§ Provided material
**********

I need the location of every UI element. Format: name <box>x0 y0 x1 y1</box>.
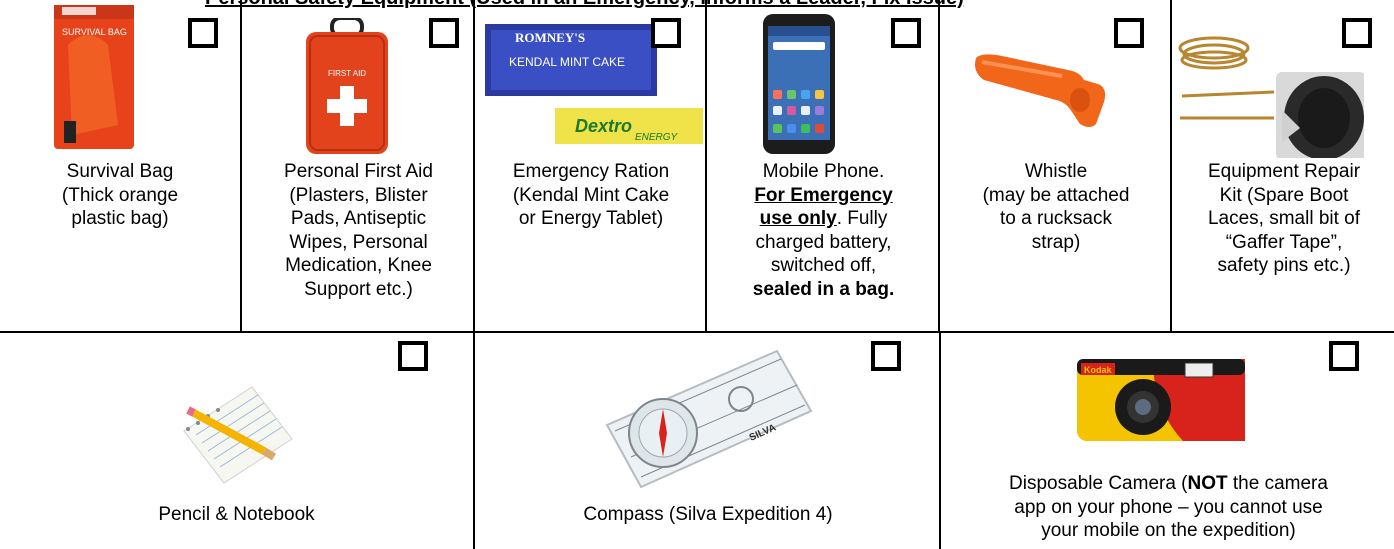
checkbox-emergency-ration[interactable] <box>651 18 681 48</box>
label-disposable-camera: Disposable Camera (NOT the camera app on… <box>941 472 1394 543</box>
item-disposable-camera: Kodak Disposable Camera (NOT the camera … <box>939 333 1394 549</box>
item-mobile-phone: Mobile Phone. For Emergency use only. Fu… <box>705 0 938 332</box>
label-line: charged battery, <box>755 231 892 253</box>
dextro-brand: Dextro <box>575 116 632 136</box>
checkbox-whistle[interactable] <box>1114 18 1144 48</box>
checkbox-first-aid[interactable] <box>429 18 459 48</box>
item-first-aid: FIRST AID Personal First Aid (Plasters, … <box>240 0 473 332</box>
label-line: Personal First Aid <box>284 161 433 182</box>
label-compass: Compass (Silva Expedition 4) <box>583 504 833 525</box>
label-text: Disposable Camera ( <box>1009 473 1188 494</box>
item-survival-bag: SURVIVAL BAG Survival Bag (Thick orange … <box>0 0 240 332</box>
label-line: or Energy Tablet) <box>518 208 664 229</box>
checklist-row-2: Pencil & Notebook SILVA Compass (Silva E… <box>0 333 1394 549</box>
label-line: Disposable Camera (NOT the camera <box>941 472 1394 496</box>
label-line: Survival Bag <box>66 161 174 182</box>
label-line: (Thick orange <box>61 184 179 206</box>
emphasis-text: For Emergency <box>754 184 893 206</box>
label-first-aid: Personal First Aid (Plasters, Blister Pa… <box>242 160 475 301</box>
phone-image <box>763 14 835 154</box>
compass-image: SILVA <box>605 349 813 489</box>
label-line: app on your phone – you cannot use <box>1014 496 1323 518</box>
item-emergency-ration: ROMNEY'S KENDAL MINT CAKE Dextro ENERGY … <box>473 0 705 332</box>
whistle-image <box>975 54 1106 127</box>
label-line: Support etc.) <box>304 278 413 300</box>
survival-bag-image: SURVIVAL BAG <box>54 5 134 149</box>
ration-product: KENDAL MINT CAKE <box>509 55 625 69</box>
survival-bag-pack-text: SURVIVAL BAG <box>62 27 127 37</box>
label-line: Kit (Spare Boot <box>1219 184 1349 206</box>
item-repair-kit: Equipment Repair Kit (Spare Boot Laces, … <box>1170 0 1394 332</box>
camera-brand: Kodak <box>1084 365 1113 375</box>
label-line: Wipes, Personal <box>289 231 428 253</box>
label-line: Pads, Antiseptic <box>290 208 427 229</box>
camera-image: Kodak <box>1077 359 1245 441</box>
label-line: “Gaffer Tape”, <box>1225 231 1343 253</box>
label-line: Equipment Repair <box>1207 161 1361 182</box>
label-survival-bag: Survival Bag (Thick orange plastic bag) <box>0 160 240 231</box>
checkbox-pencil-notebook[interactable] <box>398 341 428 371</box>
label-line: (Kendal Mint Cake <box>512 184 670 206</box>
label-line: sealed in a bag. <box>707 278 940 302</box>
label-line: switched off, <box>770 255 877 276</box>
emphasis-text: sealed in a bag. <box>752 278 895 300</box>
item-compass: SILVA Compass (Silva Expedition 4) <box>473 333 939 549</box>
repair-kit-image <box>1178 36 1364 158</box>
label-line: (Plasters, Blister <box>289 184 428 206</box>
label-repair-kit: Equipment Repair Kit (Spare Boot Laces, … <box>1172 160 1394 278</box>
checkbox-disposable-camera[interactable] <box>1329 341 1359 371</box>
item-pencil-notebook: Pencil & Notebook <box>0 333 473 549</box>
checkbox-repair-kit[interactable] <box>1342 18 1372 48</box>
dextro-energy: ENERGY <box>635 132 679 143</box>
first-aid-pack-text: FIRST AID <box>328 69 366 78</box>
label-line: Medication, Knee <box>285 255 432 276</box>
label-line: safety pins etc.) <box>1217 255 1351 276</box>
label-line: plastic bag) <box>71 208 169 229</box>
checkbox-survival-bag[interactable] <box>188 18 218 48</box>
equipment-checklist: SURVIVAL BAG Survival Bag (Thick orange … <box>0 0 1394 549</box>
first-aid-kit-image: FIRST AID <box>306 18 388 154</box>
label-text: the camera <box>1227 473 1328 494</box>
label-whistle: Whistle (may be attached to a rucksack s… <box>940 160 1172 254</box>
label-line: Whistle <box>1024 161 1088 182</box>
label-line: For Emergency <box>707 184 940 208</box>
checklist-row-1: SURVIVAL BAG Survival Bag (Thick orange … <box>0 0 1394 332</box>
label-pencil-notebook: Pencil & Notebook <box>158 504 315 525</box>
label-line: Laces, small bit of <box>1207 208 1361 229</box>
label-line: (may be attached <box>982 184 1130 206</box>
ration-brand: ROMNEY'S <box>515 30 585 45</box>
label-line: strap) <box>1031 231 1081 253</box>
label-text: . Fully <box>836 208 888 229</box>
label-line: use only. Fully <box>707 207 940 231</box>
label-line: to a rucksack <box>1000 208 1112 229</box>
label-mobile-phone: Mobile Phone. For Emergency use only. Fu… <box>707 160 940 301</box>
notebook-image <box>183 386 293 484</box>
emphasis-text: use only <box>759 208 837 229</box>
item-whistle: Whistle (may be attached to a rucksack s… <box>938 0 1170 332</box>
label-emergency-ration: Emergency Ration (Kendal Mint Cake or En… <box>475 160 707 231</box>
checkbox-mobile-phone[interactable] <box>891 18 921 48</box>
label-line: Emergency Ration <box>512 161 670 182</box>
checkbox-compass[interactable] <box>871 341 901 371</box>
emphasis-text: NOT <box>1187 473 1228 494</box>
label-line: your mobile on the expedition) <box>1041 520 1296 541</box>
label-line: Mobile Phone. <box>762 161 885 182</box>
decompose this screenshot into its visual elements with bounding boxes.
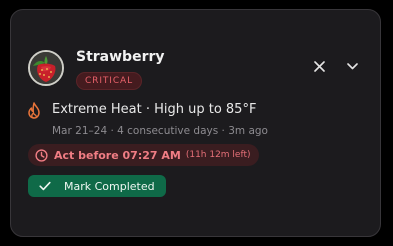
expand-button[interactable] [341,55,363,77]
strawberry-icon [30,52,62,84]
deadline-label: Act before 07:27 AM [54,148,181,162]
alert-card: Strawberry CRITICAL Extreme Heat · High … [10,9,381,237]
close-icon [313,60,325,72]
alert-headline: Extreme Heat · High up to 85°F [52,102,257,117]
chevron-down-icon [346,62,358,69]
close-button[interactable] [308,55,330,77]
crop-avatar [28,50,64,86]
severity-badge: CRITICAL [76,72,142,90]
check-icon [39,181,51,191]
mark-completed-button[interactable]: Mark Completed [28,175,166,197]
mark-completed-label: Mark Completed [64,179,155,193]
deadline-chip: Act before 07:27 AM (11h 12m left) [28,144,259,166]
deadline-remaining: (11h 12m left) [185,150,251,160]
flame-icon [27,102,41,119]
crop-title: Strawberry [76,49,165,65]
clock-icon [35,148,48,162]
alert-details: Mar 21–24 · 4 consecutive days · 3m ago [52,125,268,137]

**********

§ Work required
Copy all of the records above line for line, leaving out the pictures.

§ Right answer
I need the location of every UI element. Format: name <box>x0 y0 x1 y1</box>.
checkbox-emergency-ration[interactable] <box>651 18 681 48</box>
label-disposable-camera: Disposable Camera (NOT the camera app on… <box>941 472 1394 543</box>
item-disposable-camera: Kodak Disposable Camera (NOT the camera … <box>939 333 1394 549</box>
item-mobile-phone: Mobile Phone. For Emergency use only. Fu… <box>705 0 938 332</box>
label-line: charged battery, <box>755 231 892 253</box>
dextro-brand: Dextro <box>575 116 632 136</box>
checkbox-whistle[interactable] <box>1114 18 1144 48</box>
checkbox-first-aid[interactable] <box>429 18 459 48</box>
item-first-aid: FIRST AID Personal First Aid (Plasters, … <box>240 0 473 332</box>
label-line: Personal First Aid <box>284 161 433 182</box>
label-compass: Compass (Silva Expedition 4) <box>583 504 833 525</box>
label-text: Disposable Camera ( <box>1009 473 1188 494</box>
item-survival-bag: SURVIVAL BAG Survival Bag (Thick orange … <box>0 0 240 332</box>
label-line: or Energy Tablet) <box>518 208 664 229</box>
checklist-row-2: Pencil & Notebook SILVA Compass (Silva E… <box>0 333 1394 549</box>
label-line: Disposable Camera (NOT the camera <box>941 472 1394 496</box>
label-line: Survival Bag <box>66 161 174 182</box>
label-line: (Thick orange <box>61 184 179 206</box>
emphasis-text: For Emergency <box>754 184 893 206</box>
label-first-aid: Personal First Aid (Plasters, Blister Pa… <box>242 160 475 301</box>
phone-image <box>763 14 835 154</box>
compass-image: SILVA <box>605 349 813 489</box>
label-line: app on your phone – you cannot use <box>1014 496 1323 518</box>
item-emergency-ration: ROMNEY'S KENDAL MINT CAKE Dextro ENERGY … <box>473 0 705 332</box>
whistle-image <box>975 54 1106 127</box>
label-line: Support etc.) <box>304 278 413 300</box>
survival-bag-image: SURVIVAL BAG <box>54 5 134 149</box>
ration-product: KENDAL MINT CAKE <box>509 55 625 69</box>
survival-bag-pack-text: SURVIVAL BAG <box>62 27 127 37</box>
label-line: Kit (Spare Boot <box>1219 184 1349 206</box>
item-repair-kit: Equipment Repair Kit (Spare Boot Laces, … <box>1170 0 1394 332</box>
camera-brand: Kodak <box>1084 365 1113 375</box>
label-line: Wipes, Personal <box>289 231 428 253</box>
label-line: Pads, Antiseptic <box>290 208 427 229</box>
camera-image: Kodak <box>1077 359 1245 441</box>
label-line: “Gaffer Tape”, <box>1225 231 1343 253</box>
label-line: Equipment Repair <box>1207 161 1361 182</box>
label-survival-bag: Survival Bag (Thick orange plastic bag) <box>0 160 240 231</box>
checkbox-pencil-notebook[interactable] <box>398 341 428 371</box>
label-line: (Kendal Mint Cake <box>512 184 670 206</box>
label-line: sealed in a bag. <box>707 278 940 302</box>
label-line: switched off, <box>770 255 877 276</box>
emphasis-text: sealed in a bag. <box>752 278 895 300</box>
item-compass: SILVA Compass (Silva Expedition 4) <box>473 333 939 549</box>
repair-kit-image <box>1178 36 1364 158</box>
label-line: (Plasters, Blister <box>289 184 428 206</box>
label-repair-kit: Equipment Repair Kit (Spare Boot Laces, … <box>1172 160 1394 278</box>
checkbox-disposable-camera[interactable] <box>1329 341 1359 371</box>
item-pencil-notebook: Pencil & Notebook <box>0 333 473 549</box>
checkbox-repair-kit[interactable] <box>1342 18 1372 48</box>
dextro-energy: ENERGY <box>635 132 679 143</box>
first-aid-pack-text: FIRST AID <box>328 69 366 78</box>
label-line: Medication, Knee <box>285 255 432 276</box>
label-line: safety pins etc.) <box>1217 255 1351 276</box>
label-line: plastic bag) <box>71 208 169 229</box>
checkbox-survival-bag[interactable] <box>188 18 218 48</box>
equipment-checklist: SURVIVAL BAG Survival Bag (Thick orange … <box>0 0 1394 549</box>
first-aid-kit-image: FIRST AID <box>306 18 388 154</box>
label-text: the camera <box>1227 473 1328 494</box>
label-whistle: Whistle (may be attached to a rucksack s… <box>940 160 1172 254</box>
label-line: Whistle <box>1024 161 1088 182</box>
label-line: For Emergency <box>707 184 940 208</box>
checklist-row-1: SURVIVAL BAG Survival Bag (Thick orange … <box>0 0 1394 332</box>
label-pencil-notebook: Pencil & Notebook <box>158 504 315 525</box>
label-line: Laces, small bit of <box>1207 208 1361 229</box>
label-line: (may be attached <box>982 184 1130 206</box>
ration-brand: ROMNEY'S <box>515 30 585 45</box>
label-line: strap) <box>1031 231 1081 253</box>
label-text: . Fully <box>836 208 888 229</box>
label-line: use only. Fully <box>707 207 940 231</box>
label-line: to a rucksack <box>1000 208 1112 229</box>
label-mobile-phone: Mobile Phone. For Emergency use only. Fu… <box>707 160 940 301</box>
notebook-image <box>183 386 293 484</box>
emphasis-text: use only <box>759 208 837 229</box>
item-whistle: Whistle (may be attached to a rucksack s… <box>938 0 1170 332</box>
label-emergency-ration: Emergency Ration (Kendal Mint Cake or En… <box>475 160 707 231</box>
checkbox-mobile-phone[interactable] <box>891 18 921 48</box>
label-line: Emergency Ration <box>512 161 670 182</box>
checkbox-compass[interactable] <box>871 341 901 371</box>
emphasis-text: NOT <box>1187 473 1228 494</box>
label-line: your mobile on the expedition) <box>1041 520 1296 541</box>
label-line: Mobile Phone. <box>762 161 885 182</box>
decompose this screenshot into its visual elements with bounding boxes.
expand-button[interactable] [341,55,363,77]
strawberry-icon [30,52,62,84]
deadline-label: Act before 07:27 AM [54,148,181,162]
alert-card: Strawberry CRITICAL Extreme Heat · High … [10,9,381,237]
close-icon [313,60,325,72]
alert-headline: Extreme Heat · High up to 85°F [52,102,257,117]
chevron-down-icon [346,62,358,69]
close-button[interactable] [308,55,330,77]
crop-avatar [28,50,64,86]
severity-badge: CRITICAL [76,72,142,90]
check-icon [39,181,51,191]
mark-completed-button[interactable]: Mark Completed [28,175,166,197]
mark-completed-label: Mark Completed [64,179,155,193]
deadline-chip: Act before 07:27 AM (11h 12m left) [28,144,259,166]
deadline-remaining: (11h 12m left) [185,150,251,160]
flame-icon [27,102,41,119]
crop-title: Strawberry [76,49,165,65]
clock-icon [35,148,48,162]
alert-details: Mar 21–24 · 4 consecutive days · 3m ago [52,125,268,137]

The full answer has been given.